━━━ Record list ━━━

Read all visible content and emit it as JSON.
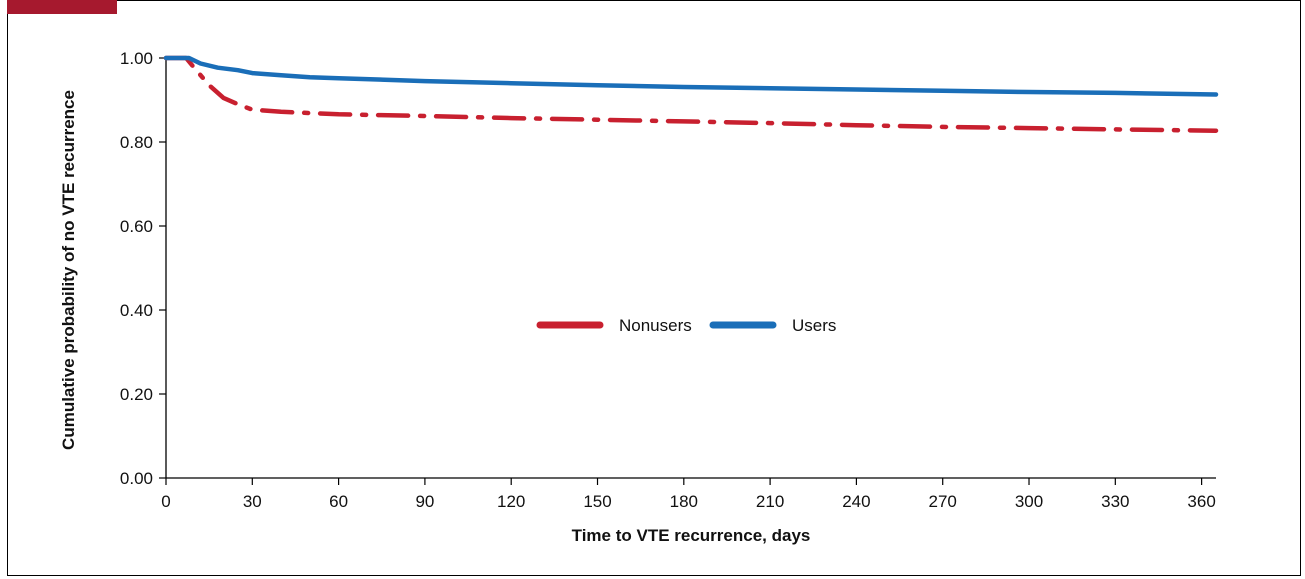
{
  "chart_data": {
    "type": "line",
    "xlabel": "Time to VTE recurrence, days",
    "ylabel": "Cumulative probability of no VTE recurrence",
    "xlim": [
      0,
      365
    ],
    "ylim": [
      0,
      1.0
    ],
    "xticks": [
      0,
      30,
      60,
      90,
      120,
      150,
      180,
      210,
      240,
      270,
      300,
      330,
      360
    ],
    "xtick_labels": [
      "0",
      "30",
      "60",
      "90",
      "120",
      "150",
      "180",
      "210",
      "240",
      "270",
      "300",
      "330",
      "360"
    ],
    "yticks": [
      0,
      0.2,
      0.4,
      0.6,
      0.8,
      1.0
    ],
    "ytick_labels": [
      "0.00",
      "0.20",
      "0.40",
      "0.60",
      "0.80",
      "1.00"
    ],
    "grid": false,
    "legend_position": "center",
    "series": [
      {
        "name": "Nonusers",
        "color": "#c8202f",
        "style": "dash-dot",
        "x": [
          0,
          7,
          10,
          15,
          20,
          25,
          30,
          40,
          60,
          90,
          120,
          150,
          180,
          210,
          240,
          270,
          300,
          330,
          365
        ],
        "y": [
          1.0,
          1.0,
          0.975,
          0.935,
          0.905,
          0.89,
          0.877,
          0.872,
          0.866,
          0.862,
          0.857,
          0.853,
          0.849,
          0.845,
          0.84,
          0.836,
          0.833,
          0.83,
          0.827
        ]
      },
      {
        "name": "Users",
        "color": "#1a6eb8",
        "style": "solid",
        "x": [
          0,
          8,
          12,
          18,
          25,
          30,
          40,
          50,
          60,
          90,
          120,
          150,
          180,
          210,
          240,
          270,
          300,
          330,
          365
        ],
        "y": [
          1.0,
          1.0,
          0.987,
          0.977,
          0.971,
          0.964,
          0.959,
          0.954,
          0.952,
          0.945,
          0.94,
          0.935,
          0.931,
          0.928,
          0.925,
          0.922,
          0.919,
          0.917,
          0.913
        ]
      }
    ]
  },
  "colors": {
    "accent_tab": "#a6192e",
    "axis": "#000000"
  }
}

━━━
━━━ Record list ━━━

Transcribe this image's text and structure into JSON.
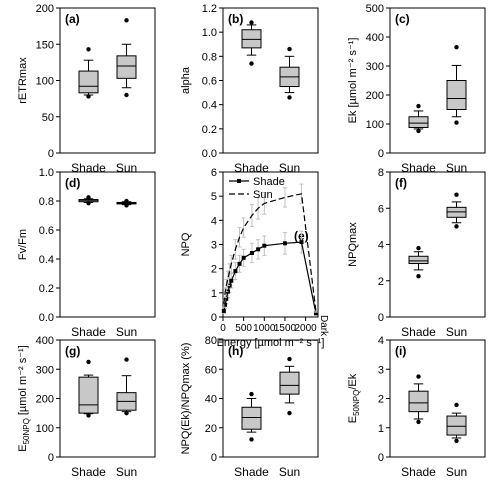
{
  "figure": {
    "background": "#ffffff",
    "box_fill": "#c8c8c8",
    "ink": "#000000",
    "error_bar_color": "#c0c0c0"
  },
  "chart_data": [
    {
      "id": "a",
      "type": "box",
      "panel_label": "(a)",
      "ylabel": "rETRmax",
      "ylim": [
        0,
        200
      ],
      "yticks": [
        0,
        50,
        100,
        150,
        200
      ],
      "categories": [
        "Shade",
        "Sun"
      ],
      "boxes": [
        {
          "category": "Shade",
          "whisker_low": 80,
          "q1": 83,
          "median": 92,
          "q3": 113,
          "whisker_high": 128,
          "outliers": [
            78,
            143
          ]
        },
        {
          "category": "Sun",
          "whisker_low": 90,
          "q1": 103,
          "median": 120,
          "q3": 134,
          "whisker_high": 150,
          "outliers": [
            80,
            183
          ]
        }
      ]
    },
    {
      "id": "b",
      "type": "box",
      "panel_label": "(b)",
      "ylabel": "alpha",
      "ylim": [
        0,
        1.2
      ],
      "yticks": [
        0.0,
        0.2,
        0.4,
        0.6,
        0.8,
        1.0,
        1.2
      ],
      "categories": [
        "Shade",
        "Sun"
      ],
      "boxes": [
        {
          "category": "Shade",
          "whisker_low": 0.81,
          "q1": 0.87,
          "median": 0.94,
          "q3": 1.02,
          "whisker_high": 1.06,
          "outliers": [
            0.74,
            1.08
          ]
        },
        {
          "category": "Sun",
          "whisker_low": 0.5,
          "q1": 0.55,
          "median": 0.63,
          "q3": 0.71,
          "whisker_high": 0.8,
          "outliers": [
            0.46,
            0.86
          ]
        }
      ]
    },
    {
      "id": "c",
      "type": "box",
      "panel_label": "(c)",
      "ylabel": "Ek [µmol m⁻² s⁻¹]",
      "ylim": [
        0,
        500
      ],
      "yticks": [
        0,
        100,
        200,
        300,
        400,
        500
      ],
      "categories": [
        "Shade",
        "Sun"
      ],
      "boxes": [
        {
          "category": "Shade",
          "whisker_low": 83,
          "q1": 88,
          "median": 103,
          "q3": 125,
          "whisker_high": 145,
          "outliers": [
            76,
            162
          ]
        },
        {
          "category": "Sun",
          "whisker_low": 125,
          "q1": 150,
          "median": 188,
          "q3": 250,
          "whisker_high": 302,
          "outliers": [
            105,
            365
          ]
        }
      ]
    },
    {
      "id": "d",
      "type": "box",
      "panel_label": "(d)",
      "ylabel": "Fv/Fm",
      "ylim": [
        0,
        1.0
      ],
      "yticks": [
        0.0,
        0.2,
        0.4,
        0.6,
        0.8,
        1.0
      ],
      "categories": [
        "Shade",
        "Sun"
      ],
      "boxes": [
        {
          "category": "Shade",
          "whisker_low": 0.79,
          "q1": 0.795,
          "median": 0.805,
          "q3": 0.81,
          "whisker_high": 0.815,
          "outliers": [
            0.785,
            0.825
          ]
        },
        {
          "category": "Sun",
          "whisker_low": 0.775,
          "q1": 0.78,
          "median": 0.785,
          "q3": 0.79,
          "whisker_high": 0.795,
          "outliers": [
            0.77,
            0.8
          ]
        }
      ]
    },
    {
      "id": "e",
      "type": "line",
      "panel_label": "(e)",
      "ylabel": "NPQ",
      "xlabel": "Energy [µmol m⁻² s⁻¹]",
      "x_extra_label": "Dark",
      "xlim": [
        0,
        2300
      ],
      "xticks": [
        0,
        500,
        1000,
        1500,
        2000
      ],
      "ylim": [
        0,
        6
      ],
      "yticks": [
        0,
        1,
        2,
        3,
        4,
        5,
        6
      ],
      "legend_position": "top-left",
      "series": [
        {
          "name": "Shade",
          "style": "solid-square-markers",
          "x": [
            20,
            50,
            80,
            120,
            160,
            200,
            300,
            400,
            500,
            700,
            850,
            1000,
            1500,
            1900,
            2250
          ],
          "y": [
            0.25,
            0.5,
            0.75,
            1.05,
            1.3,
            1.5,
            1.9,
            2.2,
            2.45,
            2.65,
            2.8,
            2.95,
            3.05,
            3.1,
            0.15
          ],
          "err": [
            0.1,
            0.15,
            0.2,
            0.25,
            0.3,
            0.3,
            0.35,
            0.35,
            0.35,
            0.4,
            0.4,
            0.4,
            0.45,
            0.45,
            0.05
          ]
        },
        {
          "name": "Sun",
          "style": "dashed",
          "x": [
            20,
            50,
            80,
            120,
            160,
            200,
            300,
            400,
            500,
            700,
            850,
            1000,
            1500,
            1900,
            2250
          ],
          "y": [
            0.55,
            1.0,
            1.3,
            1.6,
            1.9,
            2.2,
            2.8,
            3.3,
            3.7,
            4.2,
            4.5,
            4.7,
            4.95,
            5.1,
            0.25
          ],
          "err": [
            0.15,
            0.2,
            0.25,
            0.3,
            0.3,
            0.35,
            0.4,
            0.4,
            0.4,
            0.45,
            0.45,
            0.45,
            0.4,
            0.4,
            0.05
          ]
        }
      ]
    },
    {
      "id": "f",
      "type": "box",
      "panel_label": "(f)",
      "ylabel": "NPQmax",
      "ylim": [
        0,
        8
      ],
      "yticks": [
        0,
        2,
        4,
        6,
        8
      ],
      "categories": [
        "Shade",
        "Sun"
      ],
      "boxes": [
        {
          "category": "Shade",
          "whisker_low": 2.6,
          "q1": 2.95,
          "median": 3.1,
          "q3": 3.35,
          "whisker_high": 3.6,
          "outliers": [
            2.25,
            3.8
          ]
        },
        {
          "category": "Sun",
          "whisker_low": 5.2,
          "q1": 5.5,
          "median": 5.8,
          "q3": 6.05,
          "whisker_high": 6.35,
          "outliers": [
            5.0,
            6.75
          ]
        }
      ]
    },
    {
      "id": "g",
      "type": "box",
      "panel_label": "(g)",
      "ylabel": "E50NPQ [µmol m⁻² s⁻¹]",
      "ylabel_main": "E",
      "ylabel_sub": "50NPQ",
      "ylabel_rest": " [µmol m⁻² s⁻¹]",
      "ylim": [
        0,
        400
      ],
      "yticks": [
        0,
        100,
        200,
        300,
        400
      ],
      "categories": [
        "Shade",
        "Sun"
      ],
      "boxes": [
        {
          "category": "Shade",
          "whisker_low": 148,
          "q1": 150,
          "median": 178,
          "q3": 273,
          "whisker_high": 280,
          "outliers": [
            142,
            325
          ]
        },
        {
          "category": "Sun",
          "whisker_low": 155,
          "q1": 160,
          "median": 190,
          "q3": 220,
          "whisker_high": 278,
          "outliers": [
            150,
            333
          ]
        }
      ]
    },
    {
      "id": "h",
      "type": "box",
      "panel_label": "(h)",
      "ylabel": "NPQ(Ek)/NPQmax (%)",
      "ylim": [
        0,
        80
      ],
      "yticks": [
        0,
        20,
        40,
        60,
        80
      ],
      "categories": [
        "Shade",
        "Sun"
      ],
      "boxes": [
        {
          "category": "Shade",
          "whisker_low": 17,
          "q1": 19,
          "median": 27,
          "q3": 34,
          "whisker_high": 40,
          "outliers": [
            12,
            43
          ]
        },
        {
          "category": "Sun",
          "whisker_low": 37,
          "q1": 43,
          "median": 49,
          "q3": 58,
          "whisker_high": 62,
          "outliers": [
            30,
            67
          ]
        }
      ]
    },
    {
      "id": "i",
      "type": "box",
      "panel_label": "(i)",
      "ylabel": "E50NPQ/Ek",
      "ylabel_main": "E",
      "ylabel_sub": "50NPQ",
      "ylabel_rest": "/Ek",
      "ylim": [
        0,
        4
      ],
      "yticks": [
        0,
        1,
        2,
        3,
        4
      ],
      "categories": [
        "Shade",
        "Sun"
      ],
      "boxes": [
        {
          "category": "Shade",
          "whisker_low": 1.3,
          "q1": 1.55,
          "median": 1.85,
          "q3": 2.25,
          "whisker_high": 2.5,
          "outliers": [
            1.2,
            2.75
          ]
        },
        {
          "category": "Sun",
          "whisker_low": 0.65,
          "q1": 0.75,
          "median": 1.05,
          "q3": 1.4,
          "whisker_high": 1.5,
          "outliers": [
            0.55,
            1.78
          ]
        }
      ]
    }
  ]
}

━━━
━━━ Record list ━━━

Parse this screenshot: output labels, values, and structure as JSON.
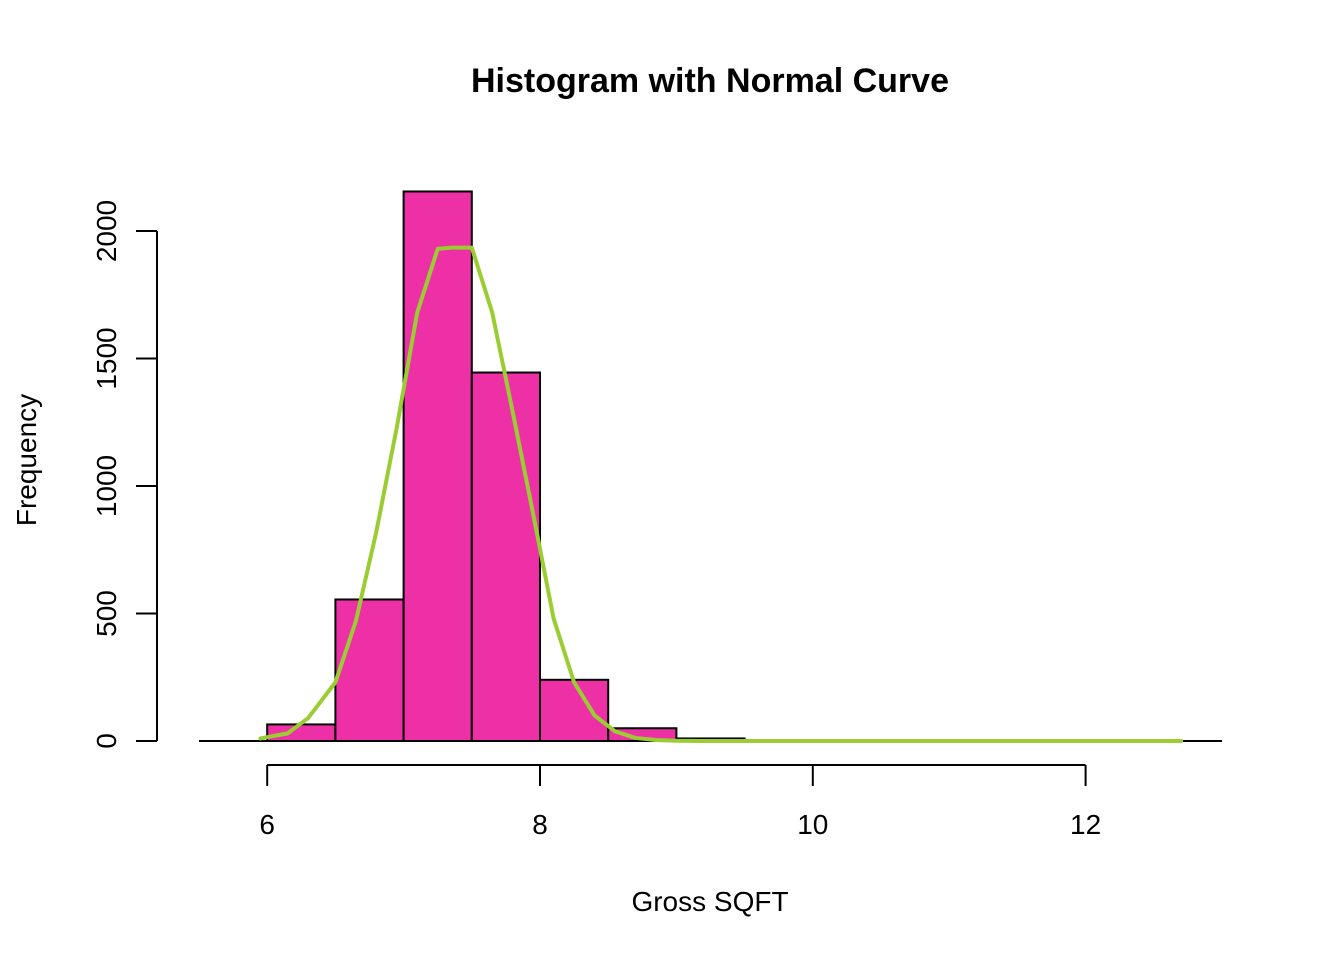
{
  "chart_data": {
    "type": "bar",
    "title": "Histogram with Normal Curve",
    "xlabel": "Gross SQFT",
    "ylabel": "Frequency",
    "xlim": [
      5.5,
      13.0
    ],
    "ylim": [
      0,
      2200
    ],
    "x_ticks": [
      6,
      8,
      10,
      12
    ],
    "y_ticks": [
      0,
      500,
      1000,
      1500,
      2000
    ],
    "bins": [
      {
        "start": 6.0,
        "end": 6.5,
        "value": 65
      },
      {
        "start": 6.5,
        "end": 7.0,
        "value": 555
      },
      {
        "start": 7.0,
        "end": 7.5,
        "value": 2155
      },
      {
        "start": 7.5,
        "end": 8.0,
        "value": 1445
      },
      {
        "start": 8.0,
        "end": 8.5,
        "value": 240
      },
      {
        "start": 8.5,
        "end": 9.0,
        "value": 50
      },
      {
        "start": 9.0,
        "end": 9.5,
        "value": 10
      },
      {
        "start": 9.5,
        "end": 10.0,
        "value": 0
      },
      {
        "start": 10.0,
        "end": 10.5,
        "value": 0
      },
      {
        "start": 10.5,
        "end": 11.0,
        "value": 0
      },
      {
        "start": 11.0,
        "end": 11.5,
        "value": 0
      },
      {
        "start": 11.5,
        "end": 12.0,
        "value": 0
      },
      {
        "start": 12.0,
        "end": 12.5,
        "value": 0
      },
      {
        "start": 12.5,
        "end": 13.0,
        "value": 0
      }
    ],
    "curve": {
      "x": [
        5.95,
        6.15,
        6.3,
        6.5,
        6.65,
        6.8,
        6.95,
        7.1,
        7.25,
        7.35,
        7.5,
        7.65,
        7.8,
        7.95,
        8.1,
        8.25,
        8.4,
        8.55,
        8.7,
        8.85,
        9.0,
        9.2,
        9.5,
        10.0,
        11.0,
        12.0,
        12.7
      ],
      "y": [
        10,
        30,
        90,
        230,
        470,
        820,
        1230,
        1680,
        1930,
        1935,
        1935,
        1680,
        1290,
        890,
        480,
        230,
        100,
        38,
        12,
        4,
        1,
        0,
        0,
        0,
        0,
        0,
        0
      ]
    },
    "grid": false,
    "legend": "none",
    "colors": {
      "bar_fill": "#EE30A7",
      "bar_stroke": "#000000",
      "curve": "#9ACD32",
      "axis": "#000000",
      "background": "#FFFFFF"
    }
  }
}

━━━

Return each line where "this" shows up.

Transcribe this image's text and structure into JSON.
Parse this screenshot: output labels, values, and structure as JSON.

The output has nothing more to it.